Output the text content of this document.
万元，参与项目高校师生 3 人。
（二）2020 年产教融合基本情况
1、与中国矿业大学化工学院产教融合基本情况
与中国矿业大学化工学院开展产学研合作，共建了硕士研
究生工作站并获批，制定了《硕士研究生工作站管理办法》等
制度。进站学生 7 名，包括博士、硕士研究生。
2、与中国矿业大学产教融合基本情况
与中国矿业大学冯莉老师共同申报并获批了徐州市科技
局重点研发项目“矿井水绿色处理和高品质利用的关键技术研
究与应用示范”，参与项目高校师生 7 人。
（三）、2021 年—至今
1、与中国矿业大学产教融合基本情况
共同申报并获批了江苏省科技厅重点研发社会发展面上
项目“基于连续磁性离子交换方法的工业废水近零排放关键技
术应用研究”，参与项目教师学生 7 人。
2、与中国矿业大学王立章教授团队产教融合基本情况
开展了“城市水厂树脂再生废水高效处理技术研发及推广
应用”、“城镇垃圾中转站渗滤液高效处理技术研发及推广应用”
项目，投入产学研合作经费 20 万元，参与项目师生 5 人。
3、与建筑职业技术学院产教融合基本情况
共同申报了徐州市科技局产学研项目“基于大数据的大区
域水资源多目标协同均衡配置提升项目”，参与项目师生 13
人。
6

STATED GOAL
Your task is to pick out every line with the string "参与项目师生" and copy it.

TASK SOLUTION
项目，投入产学研合作经费 20 万元，参与项目师生 5 人。
域水资源多目标协同均衡配置提升项目”，参与项目师生 13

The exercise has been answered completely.